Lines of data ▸
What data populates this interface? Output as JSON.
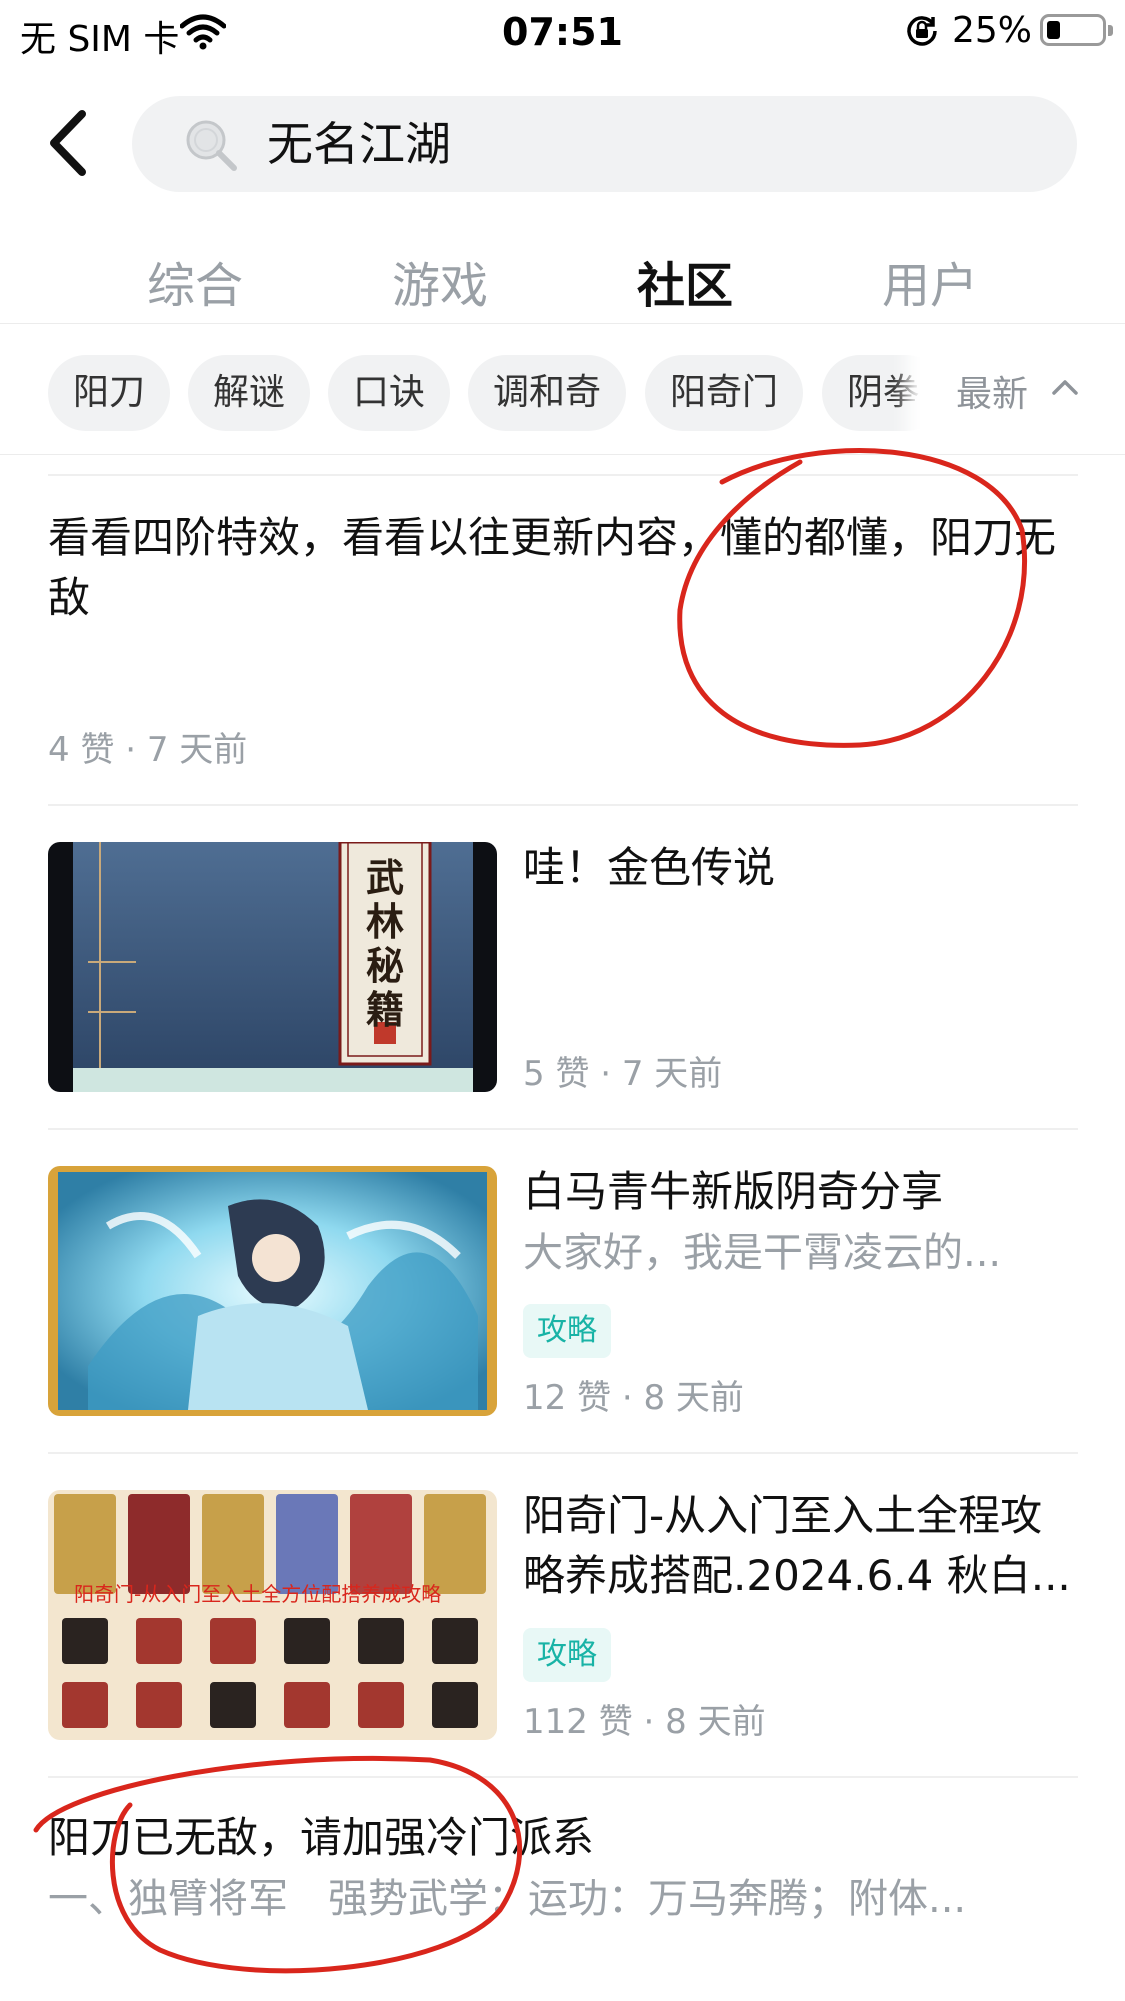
{
  "status_bar": {
    "carrier": "无 SIM 卡",
    "time": "07:51",
    "battery": "25%",
    "battery_level": 0.25,
    "icons": [
      "wifi-icon",
      "orientation-lock-icon",
      "battery-icon"
    ]
  },
  "header": {
    "back_icon": "chevron-left-icon",
    "search_icon": "search-icon",
    "search_value": "无名江湖"
  },
  "tabs": [
    {
      "label": "综合",
      "active": false
    },
    {
      "label": "游戏",
      "active": false
    },
    {
      "label": "社区",
      "active": true
    },
    {
      "label": "用户",
      "active": false
    }
  ],
  "filters": {
    "chips": [
      "阳刀",
      "解谜",
      "口诀",
      "调和奇",
      "阳奇门",
      "阴拳"
    ],
    "sort_label": "最新",
    "sort_icon": "chevron-up-icon"
  },
  "posts": [
    {
      "text": "看看四阶特效，看看以往更新内容，懂的都懂，阳刀无敌",
      "meta": "4 赞 · 7 天前"
    },
    {
      "title": "哇！金色传说",
      "meta": "5 赞 · 7 天前",
      "thumb_text": "武林秘籍"
    },
    {
      "title": "白马青牛新版阴奇分享",
      "summary": "大家好，我是干霄凌云的...",
      "tag": "攻略",
      "meta": "12 赞 · 8 天前"
    },
    {
      "title": "阳奇门-从入门至入土全程攻略养成搭配.2024.6.4 秋白...",
      "tag": "攻略",
      "meta": "112 赞 · 8 天前",
      "thumb_banner": "阳奇门-从入门至入土全方位配搭养成攻略"
    },
    {
      "title": "阳刀已无敌，请加强冷门派系",
      "summary": "一、独臂将军　强势武学：运功：万马奔腾；附体..."
    }
  ],
  "colors": {
    "accent": "#19c6b8",
    "annotation": "#d9261c"
  }
}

SET PROBLEM ▸ Write out every line above exactly as it is, leaving out the pictures.

COMPLETE OUTPUT ▸
What data populates this interface? Output as JSON.
{
  "status_bar": {
    "carrier": "无 SIM 卡",
    "time": "07:51",
    "battery": "25%",
    "battery_level": 0.25,
    "icons": [
      "wifi-icon",
      "orientation-lock-icon",
      "battery-icon"
    ]
  },
  "header": {
    "back_icon": "chevron-left-icon",
    "search_icon": "search-icon",
    "search_value": "无名江湖"
  },
  "tabs": [
    {
      "label": "综合",
      "active": false
    },
    {
      "label": "游戏",
      "active": false
    },
    {
      "label": "社区",
      "active": true
    },
    {
      "label": "用户",
      "active": false
    }
  ],
  "filters": {
    "chips": [
      "阳刀",
      "解谜",
      "口诀",
      "调和奇",
      "阳奇门",
      "阴拳"
    ],
    "sort_label": "最新",
    "sort_icon": "chevron-up-icon"
  },
  "posts": [
    {
      "text": "看看四阶特效，看看以往更新内容，懂的都懂，阳刀无敌",
      "meta": "4 赞 · 7 天前"
    },
    {
      "title": "哇！金色传说",
      "meta": "5 赞 · 7 天前",
      "thumb_text": "武林秘籍"
    },
    {
      "title": "白马青牛新版阴奇分享",
      "summary": "大家好，我是干霄凌云的...",
      "tag": "攻略",
      "meta": "12 赞 · 8 天前"
    },
    {
      "title": "阳奇门-从入门至入土全程攻略养成搭配.2024.6.4 秋白...",
      "tag": "攻略",
      "meta": "112 赞 · 8 天前",
      "thumb_banner": "阳奇门-从入门至入土全方位配搭养成攻略"
    },
    {
      "title": "阳刀已无敌，请加强冷门派系",
      "summary": "一、独臂将军　强势武学：运功：万马奔腾；附体..."
    }
  ],
  "colors": {
    "accent": "#19c6b8",
    "annotation": "#d9261c"
  }
}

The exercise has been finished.